(Stored data)

_ _ _

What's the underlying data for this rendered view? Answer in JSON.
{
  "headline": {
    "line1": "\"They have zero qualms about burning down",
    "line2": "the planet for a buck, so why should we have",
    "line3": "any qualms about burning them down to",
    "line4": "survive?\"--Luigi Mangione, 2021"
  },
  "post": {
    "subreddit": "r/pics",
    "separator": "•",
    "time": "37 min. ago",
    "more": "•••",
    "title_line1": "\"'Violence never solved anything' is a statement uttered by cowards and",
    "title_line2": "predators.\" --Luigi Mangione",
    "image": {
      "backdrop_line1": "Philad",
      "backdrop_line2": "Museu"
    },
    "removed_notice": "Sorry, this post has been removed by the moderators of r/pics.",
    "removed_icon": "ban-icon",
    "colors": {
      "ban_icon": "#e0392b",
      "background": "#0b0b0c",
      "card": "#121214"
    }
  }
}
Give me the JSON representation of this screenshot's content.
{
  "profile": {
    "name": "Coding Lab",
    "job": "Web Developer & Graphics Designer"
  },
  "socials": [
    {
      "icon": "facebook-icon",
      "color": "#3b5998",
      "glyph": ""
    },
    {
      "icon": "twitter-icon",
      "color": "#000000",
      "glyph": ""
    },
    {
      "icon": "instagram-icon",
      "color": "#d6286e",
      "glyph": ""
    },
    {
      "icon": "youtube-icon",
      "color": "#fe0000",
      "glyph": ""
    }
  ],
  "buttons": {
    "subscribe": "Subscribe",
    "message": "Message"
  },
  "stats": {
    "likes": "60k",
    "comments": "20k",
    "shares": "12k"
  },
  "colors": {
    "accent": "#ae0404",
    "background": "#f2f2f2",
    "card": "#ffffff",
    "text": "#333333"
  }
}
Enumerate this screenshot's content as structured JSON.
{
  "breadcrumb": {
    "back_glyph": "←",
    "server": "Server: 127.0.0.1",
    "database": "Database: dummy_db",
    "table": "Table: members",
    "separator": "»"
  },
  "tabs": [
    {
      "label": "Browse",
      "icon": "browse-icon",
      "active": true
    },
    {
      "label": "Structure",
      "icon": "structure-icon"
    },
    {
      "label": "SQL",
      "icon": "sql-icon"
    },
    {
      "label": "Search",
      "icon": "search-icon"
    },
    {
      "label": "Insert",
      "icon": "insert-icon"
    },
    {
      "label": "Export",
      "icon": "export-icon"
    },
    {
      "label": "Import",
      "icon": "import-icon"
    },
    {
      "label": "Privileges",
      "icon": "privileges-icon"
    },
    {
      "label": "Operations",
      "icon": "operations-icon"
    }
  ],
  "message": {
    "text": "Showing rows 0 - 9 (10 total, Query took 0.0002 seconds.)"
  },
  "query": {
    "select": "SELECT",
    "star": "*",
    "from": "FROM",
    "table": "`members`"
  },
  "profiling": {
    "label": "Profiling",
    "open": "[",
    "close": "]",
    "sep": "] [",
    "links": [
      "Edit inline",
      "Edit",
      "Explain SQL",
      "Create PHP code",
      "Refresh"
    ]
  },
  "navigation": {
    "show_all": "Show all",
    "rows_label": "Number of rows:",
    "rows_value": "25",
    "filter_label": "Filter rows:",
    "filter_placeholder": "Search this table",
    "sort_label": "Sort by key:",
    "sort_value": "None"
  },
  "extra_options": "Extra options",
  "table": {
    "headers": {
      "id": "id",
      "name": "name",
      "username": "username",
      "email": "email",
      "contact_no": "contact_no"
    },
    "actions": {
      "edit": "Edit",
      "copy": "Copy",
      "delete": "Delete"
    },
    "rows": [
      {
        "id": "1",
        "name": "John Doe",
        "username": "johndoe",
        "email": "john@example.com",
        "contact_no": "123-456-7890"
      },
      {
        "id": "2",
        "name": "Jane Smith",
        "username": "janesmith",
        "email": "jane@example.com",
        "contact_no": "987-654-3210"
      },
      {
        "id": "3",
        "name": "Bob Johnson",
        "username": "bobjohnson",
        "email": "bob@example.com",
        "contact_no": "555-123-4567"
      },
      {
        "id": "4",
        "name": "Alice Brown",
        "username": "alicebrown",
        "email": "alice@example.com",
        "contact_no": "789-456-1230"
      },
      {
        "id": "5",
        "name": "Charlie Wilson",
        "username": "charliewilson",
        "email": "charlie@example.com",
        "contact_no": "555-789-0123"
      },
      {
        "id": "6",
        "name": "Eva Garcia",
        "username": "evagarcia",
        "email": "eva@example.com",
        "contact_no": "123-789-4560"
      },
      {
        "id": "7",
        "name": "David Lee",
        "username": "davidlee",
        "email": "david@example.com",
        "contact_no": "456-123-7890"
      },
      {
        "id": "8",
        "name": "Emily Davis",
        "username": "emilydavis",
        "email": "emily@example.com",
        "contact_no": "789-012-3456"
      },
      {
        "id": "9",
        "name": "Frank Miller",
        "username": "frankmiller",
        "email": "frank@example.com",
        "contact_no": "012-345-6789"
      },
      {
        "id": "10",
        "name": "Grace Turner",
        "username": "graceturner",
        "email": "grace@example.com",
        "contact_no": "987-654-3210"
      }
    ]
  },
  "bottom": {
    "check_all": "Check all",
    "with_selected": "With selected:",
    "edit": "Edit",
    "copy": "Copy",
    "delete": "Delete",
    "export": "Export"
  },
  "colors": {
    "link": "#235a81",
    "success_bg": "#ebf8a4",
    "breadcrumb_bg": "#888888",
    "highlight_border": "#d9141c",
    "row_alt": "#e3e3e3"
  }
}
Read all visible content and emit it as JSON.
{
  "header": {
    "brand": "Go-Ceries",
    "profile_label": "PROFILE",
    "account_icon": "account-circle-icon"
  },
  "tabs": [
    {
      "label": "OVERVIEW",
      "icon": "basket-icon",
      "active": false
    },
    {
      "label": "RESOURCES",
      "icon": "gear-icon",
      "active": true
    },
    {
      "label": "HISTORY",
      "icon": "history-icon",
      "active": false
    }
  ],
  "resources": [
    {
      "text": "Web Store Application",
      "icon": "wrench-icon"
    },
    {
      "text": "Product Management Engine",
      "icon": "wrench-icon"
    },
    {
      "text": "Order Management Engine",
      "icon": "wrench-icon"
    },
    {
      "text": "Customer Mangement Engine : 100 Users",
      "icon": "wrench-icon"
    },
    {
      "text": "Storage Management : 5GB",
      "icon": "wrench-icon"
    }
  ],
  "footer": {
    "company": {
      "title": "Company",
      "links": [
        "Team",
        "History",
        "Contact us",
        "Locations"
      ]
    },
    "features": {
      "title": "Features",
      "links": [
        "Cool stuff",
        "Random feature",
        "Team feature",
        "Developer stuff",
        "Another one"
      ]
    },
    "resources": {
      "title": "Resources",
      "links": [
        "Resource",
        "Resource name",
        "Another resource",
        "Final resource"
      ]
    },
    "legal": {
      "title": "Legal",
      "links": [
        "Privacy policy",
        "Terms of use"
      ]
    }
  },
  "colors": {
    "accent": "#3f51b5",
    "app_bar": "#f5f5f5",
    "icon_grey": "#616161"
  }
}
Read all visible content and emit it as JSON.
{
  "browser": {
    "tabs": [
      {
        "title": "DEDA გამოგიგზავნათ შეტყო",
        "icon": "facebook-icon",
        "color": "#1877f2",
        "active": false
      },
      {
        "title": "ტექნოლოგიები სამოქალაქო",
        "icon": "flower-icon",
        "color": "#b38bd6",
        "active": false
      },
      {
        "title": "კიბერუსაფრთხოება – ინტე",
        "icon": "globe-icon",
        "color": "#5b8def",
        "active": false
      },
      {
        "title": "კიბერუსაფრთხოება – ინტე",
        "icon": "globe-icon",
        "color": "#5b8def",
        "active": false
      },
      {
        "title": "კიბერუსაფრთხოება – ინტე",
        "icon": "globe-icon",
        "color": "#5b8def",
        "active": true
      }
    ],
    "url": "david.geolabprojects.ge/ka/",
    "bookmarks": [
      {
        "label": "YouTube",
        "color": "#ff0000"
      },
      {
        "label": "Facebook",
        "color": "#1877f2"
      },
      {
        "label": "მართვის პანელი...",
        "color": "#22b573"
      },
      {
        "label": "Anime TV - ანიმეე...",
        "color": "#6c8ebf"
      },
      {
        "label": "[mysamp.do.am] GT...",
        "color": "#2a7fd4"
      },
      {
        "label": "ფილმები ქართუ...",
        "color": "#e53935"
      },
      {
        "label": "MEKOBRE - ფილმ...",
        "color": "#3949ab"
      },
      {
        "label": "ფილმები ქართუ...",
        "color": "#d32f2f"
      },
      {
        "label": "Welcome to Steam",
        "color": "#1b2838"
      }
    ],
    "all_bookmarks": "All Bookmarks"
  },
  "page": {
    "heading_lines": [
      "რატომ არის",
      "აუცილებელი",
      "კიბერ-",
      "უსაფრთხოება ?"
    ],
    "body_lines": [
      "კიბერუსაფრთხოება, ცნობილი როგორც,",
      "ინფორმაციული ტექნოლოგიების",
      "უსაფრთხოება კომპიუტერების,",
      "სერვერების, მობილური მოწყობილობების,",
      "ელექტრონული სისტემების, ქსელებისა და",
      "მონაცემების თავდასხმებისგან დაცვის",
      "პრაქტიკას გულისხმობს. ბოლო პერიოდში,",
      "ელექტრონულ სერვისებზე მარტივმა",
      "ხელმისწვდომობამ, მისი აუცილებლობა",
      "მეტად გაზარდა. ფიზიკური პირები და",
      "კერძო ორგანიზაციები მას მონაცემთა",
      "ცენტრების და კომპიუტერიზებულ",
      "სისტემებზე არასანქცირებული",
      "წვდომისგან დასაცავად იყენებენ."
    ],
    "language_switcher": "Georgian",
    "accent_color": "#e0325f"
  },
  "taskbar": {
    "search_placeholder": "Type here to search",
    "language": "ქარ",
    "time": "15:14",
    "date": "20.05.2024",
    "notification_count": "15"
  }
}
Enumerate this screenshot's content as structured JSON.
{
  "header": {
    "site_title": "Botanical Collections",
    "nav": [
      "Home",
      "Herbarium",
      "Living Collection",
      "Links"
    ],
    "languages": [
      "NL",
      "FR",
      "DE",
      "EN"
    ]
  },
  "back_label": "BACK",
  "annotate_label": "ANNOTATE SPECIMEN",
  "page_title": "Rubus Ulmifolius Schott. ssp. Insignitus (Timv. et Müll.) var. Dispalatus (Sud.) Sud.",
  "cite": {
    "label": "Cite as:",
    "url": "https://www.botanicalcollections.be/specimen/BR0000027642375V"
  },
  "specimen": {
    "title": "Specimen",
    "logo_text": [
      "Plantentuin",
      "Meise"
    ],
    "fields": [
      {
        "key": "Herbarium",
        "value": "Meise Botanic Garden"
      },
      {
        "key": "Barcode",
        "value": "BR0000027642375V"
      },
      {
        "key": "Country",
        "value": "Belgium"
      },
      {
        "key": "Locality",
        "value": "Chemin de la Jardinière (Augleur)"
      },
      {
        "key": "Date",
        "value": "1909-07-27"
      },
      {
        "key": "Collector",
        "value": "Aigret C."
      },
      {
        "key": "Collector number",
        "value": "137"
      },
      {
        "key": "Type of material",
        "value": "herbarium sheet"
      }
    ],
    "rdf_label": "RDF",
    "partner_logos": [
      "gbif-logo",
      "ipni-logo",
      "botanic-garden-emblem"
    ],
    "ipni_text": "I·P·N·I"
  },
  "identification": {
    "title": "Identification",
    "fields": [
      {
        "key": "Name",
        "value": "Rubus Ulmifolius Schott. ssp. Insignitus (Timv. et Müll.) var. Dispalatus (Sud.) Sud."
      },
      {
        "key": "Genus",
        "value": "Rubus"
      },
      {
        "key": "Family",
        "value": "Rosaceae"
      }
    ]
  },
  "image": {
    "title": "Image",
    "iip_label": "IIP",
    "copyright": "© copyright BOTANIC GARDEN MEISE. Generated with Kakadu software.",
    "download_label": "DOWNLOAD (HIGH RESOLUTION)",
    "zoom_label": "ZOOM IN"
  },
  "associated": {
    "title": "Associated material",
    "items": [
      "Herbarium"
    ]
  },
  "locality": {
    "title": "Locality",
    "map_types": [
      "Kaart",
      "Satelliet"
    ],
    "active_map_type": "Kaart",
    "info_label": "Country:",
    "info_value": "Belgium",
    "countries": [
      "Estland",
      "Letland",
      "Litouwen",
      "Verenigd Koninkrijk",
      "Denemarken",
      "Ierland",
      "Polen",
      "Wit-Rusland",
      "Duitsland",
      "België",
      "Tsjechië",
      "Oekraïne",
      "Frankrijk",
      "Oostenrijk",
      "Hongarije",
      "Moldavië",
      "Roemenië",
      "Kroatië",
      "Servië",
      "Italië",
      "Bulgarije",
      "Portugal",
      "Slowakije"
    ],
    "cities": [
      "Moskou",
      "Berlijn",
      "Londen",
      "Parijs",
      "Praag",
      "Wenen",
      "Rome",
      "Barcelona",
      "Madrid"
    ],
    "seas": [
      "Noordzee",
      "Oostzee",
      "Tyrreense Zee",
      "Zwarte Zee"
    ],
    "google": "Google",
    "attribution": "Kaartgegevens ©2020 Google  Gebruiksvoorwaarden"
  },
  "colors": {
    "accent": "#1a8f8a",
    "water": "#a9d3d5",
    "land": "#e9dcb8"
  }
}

_ _ _

- **The problem**
Which lines above hold the word "about"? Copy each of them.

- **Task result**
    "line1": "\"They have zero qualms about burning down",
    "line3": "any qualms about burning them down to",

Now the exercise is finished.